[Data entries]

----------

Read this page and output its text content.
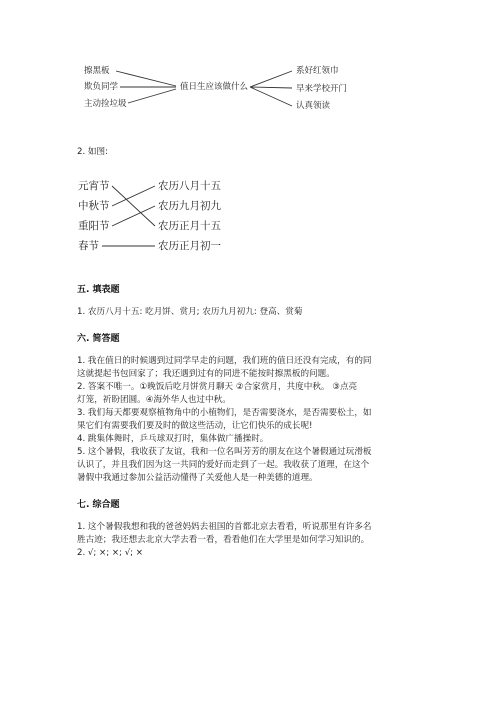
擦黑板
欺负同学
主动捡垃圾
值日生应该做什么
系好红领巾
早来学校开门
认真领读
2. 如图:
元宵节
中秋节
重阳节
春节
农历八月十五
农历九月初九
农历正月十五
农历正月初一
五. 填表题
1. 农历八月十五: 吃月饼、赏月; 农历九月初九: 登高、赏菊
六. 简答题
1. 我在值日的时候遇到过同学早走的问题，我们班的值日还没有完成，有的同
这就提起书包回家了；我还遇到过有的同进不能按时擦黑板的问题。
2. 答案不唯一。①晚饭后吃月饼赏月聊天 ②合家赏月，共度中秋。 ③点亮
灯笼，祈盼团圆。④海外华人也过中秋。
3. 我们每天都要观察植物角中的小植物们，是否需要浇水，是否需要松土，如
果它们有需要我们要及时的做这些活动，让它们快乐的成长呢!
4. 跳集体舞时，乒乓球双打时，集体做广播操时。
5. 这个暑假，我收获了友谊，我和一位名叫芳芳的朋友在这个暑假通过玩滑板
认识了，并且我们因为这一共同的爱好而走到了一起。我收获了道理，在这个
暑假中我通过参加公益活动懂得了关爱他人是一种美德的道理。
七. 综合题
1. 这个暑假我想和我的爸爸妈妈去祖国的首都北京去看看，听说那里有许多名
胜古迹；我还想去北京大学去看一看，看看他们在大学里是如何学习知识的。
2. √; ×; ×; √; ×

----------

WHAT IS REQUIRED:
Write out the entries again, exactly as given, skipping any images.

THE REPLY:
Read this page and output its text content.
擦黑板
欺负同学
主动捡垃圾
值日生应该做什么
系好红领巾
早来学校开门
认真领读
2. 如图:
元宵节
中秋节
重阳节
春节
农历八月十五
农历九月初九
农历正月十五
农历正月初一
五. 填表题
1. 农历八月十五: 吃月饼、赏月; 农历九月初九: 登高、赏菊
六. 简答题
1. 我在值日的时候遇到过同学早走的问题，我们班的值日还没有完成，有的同
这就提起书包回家了；我还遇到过有的同进不能按时擦黑板的问题。
2. 答案不唯一。①晚饭后吃月饼赏月聊天 ②合家赏月，共度中秋。 ③点亮
灯笼，祈盼团圆。④海外华人也过中秋。
3. 我们每天都要观察植物角中的小植物们，是否需要浇水，是否需要松土，如
果它们有需要我们要及时的做这些活动，让它们快乐的成长呢!
4. 跳集体舞时，乒乓球双打时，集体做广播操时。
5. 这个暑假，我收获了友谊，我和一位名叫芳芳的朋友在这个暑假通过玩滑板
认识了，并且我们因为这一共同的爱好而走到了一起。我收获了道理，在这个
暑假中我通过参加公益活动懂得了关爱他人是一种美德的道理。
七. 综合题
1. 这个暑假我想和我的爸爸妈妈去祖国的首都北京去看看，听说那里有许多名
胜古迹；我还想去北京大学去看一看，看看他们在大学里是如何学习知识的。
2. √; ×; ×; √; ×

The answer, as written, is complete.